### [Aim of the task]
Write out every line of the records below word for word, leaving out the pictures.

### [Supplied data]
-.-.-
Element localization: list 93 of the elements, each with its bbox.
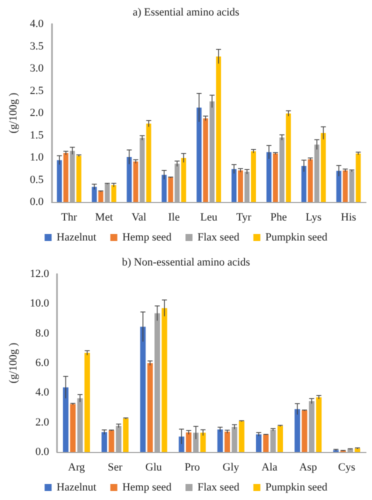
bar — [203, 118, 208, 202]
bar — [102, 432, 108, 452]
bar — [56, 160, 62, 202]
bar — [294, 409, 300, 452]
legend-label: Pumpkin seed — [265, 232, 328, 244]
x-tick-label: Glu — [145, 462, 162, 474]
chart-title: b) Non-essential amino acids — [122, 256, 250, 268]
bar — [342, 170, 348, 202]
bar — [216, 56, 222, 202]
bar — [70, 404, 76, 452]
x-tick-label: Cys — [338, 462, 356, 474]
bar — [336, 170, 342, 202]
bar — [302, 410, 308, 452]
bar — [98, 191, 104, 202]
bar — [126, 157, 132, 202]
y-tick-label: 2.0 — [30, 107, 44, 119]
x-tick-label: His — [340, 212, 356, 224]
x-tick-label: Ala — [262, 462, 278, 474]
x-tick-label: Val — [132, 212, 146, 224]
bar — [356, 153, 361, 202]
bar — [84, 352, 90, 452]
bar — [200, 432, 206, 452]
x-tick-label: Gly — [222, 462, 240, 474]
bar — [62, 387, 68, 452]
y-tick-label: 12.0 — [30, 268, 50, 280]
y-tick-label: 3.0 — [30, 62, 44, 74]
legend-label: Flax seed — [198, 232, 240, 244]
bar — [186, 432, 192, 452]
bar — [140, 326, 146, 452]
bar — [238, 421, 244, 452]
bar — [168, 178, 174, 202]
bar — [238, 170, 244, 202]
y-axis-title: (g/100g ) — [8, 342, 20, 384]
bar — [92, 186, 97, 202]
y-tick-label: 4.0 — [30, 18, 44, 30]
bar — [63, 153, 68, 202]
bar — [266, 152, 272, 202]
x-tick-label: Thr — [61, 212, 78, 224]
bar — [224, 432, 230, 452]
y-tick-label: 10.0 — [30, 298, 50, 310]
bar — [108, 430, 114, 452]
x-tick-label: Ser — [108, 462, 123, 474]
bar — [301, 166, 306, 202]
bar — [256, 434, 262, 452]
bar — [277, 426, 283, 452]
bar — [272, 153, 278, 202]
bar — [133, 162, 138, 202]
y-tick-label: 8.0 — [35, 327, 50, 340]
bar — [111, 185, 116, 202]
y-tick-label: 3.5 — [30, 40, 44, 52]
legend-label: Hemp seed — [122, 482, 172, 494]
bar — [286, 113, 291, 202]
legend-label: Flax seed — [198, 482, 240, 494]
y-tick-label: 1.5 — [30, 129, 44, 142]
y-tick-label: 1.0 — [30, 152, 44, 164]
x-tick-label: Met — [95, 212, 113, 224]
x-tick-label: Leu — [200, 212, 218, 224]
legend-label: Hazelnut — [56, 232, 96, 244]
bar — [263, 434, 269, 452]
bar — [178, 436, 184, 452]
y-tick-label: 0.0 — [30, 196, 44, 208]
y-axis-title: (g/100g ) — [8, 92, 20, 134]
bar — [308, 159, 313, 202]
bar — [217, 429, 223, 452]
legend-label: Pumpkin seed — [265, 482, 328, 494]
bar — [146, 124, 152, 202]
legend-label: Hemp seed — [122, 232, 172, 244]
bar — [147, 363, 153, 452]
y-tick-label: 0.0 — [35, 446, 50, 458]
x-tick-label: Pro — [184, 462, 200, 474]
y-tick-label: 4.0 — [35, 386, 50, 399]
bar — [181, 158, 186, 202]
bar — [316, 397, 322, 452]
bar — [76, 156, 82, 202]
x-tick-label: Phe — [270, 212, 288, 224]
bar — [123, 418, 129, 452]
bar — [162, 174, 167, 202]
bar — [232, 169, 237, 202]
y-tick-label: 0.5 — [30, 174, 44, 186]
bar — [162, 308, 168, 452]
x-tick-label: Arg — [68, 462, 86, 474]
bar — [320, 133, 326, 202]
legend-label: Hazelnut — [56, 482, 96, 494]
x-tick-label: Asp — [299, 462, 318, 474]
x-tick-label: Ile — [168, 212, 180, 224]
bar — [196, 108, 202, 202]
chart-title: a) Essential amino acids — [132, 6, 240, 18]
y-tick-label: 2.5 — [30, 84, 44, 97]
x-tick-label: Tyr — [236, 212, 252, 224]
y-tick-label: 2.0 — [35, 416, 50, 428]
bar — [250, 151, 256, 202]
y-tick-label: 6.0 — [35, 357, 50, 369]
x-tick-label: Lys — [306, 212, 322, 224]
-.-.-
### [Exercise response]
Element localization: list 93 of the elements, each with its bbox.
bar — [203, 118, 208, 202]
bar — [102, 432, 108, 452]
bar — [56, 160, 62, 202]
bar — [294, 409, 300, 452]
legend-label: Pumpkin seed — [265, 232, 328, 244]
x-tick-label: Glu — [145, 462, 162, 474]
chart-title: b) Non-essential amino acids — [122, 256, 250, 268]
bar — [342, 170, 348, 202]
bar — [216, 56, 222, 202]
bar — [70, 404, 76, 452]
x-tick-label: Cys — [338, 462, 356, 474]
bar — [336, 170, 342, 202]
bar — [302, 410, 308, 452]
bar — [98, 191, 104, 202]
bar — [126, 157, 132, 202]
y-tick-label: 2.0 — [30, 107, 44, 119]
x-tick-label: His — [340, 212, 356, 224]
x-tick-label: Ala — [262, 462, 278, 474]
x-tick-label: Val — [132, 212, 146, 224]
bar — [356, 153, 361, 202]
bar — [84, 352, 90, 452]
bar — [200, 432, 206, 452]
x-tick-label: Gly — [222, 462, 240, 474]
bar — [62, 387, 68, 452]
y-tick-label: 12.0 — [30, 268, 50, 280]
y-tick-label: 3.0 — [30, 62, 44, 74]
legend-label: Flax seed — [198, 232, 240, 244]
bar — [186, 432, 192, 452]
bar — [140, 326, 146, 452]
bar — [238, 421, 244, 452]
bar — [168, 178, 174, 202]
bar — [238, 170, 244, 202]
y-axis-title: (g/100g ) — [8, 342, 20, 384]
bar — [92, 186, 97, 202]
y-tick-label: 4.0 — [30, 18, 44, 30]
bar — [63, 153, 68, 202]
bar — [266, 152, 272, 202]
x-tick-label: Thr — [61, 212, 78, 224]
bar — [224, 432, 230, 452]
y-tick-label: 10.0 — [30, 298, 50, 310]
bar — [108, 430, 114, 452]
x-tick-label: Ser — [108, 462, 123, 474]
bar — [301, 166, 306, 202]
bar — [256, 434, 262, 452]
bar — [277, 426, 283, 452]
bar — [272, 153, 278, 202]
bar — [133, 162, 138, 202]
y-tick-label: 8.0 — [35, 327, 50, 340]
bar — [111, 185, 116, 202]
y-tick-label: 3.5 — [30, 40, 44, 52]
legend-label: Hemp seed — [122, 482, 172, 494]
bar — [286, 113, 291, 202]
legend-label: Flax seed — [198, 482, 240, 494]
y-tick-label: 1.5 — [30, 129, 44, 142]
y-tick-label: 1.0 — [30, 152, 44, 164]
x-tick-label: Met — [95, 212, 113, 224]
x-tick-label: Leu — [200, 212, 218, 224]
legend-label: Hazelnut — [56, 232, 96, 244]
bar — [263, 434, 269, 452]
bar — [178, 436, 184, 452]
y-tick-label: 0.0 — [30, 196, 44, 208]
y-axis-title: (g/100g ) — [8, 92, 20, 134]
bar — [308, 159, 313, 202]
bar — [217, 429, 223, 452]
legend-label: Pumpkin seed — [265, 482, 328, 494]
bar — [146, 124, 152, 202]
legend-label: Hemp seed — [122, 232, 172, 244]
bar — [147, 363, 153, 452]
y-tick-label: 0.0 — [35, 446, 50, 458]
x-tick-label: Pro — [184, 462, 200, 474]
y-tick-label: 4.0 — [35, 386, 50, 399]
bar — [181, 158, 186, 202]
bar — [316, 397, 322, 452]
bar — [76, 156, 82, 202]
x-tick-label: Phe — [270, 212, 288, 224]
bar — [123, 418, 129, 452]
bar — [162, 174, 167, 202]
bar — [232, 169, 237, 202]
y-tick-label: 0.5 — [30, 174, 44, 186]
bar — [162, 308, 168, 452]
x-tick-label: Arg — [68, 462, 86, 474]
bar — [320, 133, 326, 202]
legend-label: Hazelnut — [56, 482, 96, 494]
x-tick-label: Asp — [299, 462, 318, 474]
x-tick-label: Ile — [168, 212, 180, 224]
bar — [196, 108, 202, 202]
chart-title: a) Essential amino acids — [132, 6, 240, 18]
y-tick-label: 2.5 — [30, 84, 44, 97]
x-tick-label: Tyr — [236, 212, 252, 224]
y-tick-label: 2.0 — [35, 416, 50, 428]
bar — [250, 151, 256, 202]
y-tick-label: 6.0 — [35, 357, 50, 369]
x-tick-label: Lys — [306, 212, 322, 224]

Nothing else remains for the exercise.